* TASK TO CARRY OUT *
Reproduce each record exactly.

* DATASET ENTRIES *
>>>
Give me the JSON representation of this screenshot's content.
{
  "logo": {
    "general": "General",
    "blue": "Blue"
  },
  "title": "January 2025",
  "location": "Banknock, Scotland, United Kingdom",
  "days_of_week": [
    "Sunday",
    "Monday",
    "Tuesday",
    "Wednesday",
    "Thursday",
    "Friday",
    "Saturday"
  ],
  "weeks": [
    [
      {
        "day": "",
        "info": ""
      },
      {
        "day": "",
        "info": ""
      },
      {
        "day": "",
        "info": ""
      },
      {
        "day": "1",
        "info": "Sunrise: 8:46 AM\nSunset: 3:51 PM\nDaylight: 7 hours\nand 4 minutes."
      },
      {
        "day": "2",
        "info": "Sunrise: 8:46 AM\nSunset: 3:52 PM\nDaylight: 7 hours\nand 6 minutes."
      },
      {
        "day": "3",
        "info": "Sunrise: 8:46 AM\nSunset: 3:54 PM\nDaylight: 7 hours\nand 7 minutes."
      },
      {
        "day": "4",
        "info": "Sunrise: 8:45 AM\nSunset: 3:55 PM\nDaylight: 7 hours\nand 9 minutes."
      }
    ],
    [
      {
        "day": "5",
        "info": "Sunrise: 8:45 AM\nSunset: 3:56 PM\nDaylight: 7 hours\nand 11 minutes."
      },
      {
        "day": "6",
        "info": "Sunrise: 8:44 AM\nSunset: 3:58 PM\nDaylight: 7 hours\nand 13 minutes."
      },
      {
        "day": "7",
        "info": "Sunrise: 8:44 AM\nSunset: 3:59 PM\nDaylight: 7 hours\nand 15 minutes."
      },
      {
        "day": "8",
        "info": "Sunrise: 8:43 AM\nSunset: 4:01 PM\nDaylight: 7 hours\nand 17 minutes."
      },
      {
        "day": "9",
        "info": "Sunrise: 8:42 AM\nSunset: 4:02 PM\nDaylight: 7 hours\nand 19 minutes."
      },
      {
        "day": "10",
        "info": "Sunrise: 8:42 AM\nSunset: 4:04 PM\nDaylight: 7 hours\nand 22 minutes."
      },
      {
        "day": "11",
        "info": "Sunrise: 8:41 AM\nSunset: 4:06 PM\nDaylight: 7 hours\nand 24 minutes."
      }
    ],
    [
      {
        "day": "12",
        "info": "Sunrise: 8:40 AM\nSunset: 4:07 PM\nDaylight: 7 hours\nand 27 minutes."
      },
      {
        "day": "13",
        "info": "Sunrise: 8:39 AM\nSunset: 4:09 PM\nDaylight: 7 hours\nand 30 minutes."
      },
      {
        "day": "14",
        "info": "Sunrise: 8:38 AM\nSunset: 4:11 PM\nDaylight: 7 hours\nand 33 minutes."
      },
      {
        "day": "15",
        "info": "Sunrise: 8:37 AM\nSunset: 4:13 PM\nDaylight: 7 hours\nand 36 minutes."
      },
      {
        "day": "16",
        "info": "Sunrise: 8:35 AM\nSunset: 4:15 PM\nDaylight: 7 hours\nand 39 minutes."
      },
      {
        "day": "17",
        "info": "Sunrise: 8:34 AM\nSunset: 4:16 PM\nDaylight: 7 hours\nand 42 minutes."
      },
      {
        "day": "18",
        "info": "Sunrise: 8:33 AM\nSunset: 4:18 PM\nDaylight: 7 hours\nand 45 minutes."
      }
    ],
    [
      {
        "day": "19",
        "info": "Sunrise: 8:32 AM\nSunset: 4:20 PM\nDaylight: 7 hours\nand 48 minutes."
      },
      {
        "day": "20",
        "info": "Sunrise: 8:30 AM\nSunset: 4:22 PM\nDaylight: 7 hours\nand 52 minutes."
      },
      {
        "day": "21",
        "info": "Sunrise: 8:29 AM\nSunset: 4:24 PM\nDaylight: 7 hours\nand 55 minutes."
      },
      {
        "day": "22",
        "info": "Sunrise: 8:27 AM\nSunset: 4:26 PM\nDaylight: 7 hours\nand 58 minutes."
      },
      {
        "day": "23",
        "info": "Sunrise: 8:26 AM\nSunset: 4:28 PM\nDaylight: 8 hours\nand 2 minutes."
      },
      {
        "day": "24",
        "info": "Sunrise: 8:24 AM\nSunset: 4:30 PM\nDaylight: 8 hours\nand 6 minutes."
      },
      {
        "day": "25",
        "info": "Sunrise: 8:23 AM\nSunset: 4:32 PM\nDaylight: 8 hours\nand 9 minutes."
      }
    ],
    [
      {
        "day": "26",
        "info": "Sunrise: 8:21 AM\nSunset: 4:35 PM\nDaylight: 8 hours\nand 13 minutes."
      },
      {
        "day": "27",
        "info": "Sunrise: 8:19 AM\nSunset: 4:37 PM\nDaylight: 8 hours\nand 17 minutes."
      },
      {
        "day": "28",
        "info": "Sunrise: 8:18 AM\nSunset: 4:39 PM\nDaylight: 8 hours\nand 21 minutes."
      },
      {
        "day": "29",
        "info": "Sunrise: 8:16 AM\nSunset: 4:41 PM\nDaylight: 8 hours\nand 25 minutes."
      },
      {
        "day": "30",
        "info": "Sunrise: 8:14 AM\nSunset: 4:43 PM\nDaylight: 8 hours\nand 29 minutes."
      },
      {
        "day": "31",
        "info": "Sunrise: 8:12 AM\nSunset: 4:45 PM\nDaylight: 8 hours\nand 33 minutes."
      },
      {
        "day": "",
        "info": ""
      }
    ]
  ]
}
<<<
* FINISHED EXERCISE *
Give me the JSON representation of this screenshot's content.
{
  "logo": {
    "general": "General",
    "blue": "Blue"
  },
  "title": "January 2025",
  "location": "Banknock, Scotland, United Kingdom",
  "days_of_week": [
    "Sunday",
    "Monday",
    "Tuesday",
    "Wednesday",
    "Thursday",
    "Friday",
    "Saturday"
  ],
  "weeks": [
    [
      {
        "day": "",
        "info": ""
      },
      {
        "day": "",
        "info": ""
      },
      {
        "day": "",
        "info": ""
      },
      {
        "day": "1",
        "info": "Sunrise: 8:46 AM\nSunset: 3:51 PM\nDaylight: 7 hours\nand 4 minutes."
      },
      {
        "day": "2",
        "info": "Sunrise: 8:46 AM\nSunset: 3:52 PM\nDaylight: 7 hours\nand 6 minutes."
      },
      {
        "day": "3",
        "info": "Sunrise: 8:46 AM\nSunset: 3:54 PM\nDaylight: 7 hours\nand 7 minutes."
      },
      {
        "day": "4",
        "info": "Sunrise: 8:45 AM\nSunset: 3:55 PM\nDaylight: 7 hours\nand 9 minutes."
      }
    ],
    [
      {
        "day": "5",
        "info": "Sunrise: 8:45 AM\nSunset: 3:56 PM\nDaylight: 7 hours\nand 11 minutes."
      },
      {
        "day": "6",
        "info": "Sunrise: 8:44 AM\nSunset: 3:58 PM\nDaylight: 7 hours\nand 13 minutes."
      },
      {
        "day": "7",
        "info": "Sunrise: 8:44 AM\nSunset: 3:59 PM\nDaylight: 7 hours\nand 15 minutes."
      },
      {
        "day": "8",
        "info": "Sunrise: 8:43 AM\nSunset: 4:01 PM\nDaylight: 7 hours\nand 17 minutes."
      },
      {
        "day": "9",
        "info": "Sunrise: 8:42 AM\nSunset: 4:02 PM\nDaylight: 7 hours\nand 19 minutes."
      },
      {
        "day": "10",
        "info": "Sunrise: 8:42 AM\nSunset: 4:04 PM\nDaylight: 7 hours\nand 22 minutes."
      },
      {
        "day": "11",
        "info": "Sunrise: 8:41 AM\nSunset: 4:06 PM\nDaylight: 7 hours\nand 24 minutes."
      }
    ],
    [
      {
        "day": "12",
        "info": "Sunrise: 8:40 AM\nSunset: 4:07 PM\nDaylight: 7 hours\nand 27 minutes."
      },
      {
        "day": "13",
        "info": "Sunrise: 8:39 AM\nSunset: 4:09 PM\nDaylight: 7 hours\nand 30 minutes."
      },
      {
        "day": "14",
        "info": "Sunrise: 8:38 AM\nSunset: 4:11 PM\nDaylight: 7 hours\nand 33 minutes."
      },
      {
        "day": "15",
        "info": "Sunrise: 8:37 AM\nSunset: 4:13 PM\nDaylight: 7 hours\nand 36 minutes."
      },
      {
        "day": "16",
        "info": "Sunrise: 8:35 AM\nSunset: 4:15 PM\nDaylight: 7 hours\nand 39 minutes."
      },
      {
        "day": "17",
        "info": "Sunrise: 8:34 AM\nSunset: 4:16 PM\nDaylight: 7 hours\nand 42 minutes."
      },
      {
        "day": "18",
        "info": "Sunrise: 8:33 AM\nSunset: 4:18 PM\nDaylight: 7 hours\nand 45 minutes."
      }
    ],
    [
      {
        "day": "19",
        "info": "Sunrise: 8:32 AM\nSunset: 4:20 PM\nDaylight: 7 hours\nand 48 minutes."
      },
      {
        "day": "20",
        "info": "Sunrise: 8:30 AM\nSunset: 4:22 PM\nDaylight: 7 hours\nand 52 minutes."
      },
      {
        "day": "21",
        "info": "Sunrise: 8:29 AM\nSunset: 4:24 PM\nDaylight: 7 hours\nand 55 minutes."
      },
      {
        "day": "22",
        "info": "Sunrise: 8:27 AM\nSunset: 4:26 PM\nDaylight: 7 hours\nand 58 minutes."
      },
      {
        "day": "23",
        "info": "Sunrise: 8:26 AM\nSunset: 4:28 PM\nDaylight: 8 hours\nand 2 minutes."
      },
      {
        "day": "24",
        "info": "Sunrise: 8:24 AM\nSunset: 4:30 PM\nDaylight: 8 hours\nand 6 minutes."
      },
      {
        "day": "25",
        "info": "Sunrise: 8:23 AM\nSunset: 4:32 PM\nDaylight: 8 hours\nand 9 minutes."
      }
    ],
    [
      {
        "day": "26",
        "info": "Sunrise: 8:21 AM\nSunset: 4:35 PM\nDaylight: 8 hours\nand 13 minutes."
      },
      {
        "day": "27",
        "info": "Sunrise: 8:19 AM\nSunset: 4:37 PM\nDaylight: 8 hours\nand 17 minutes."
      },
      {
        "day": "28",
        "info": "Sunrise: 8:18 AM\nSunset: 4:39 PM\nDaylight: 8 hours\nand 21 minutes."
      },
      {
        "day": "29",
        "info": "Sunrise: 8:16 AM\nSunset: 4:41 PM\nDaylight: 8 hours\nand 25 minutes."
      },
      {
        "day": "30",
        "info": "Sunrise: 8:14 AM\nSunset: 4:43 PM\nDaylight: 8 hours\nand 29 minutes."
      },
      {
        "day": "31",
        "info": "Sunrise: 8:12 AM\nSunset: 4:45 PM\nDaylight: 8 hours\nand 33 minutes."
      },
      {
        "day": "",
        "info": ""
      }
    ]
  ]
}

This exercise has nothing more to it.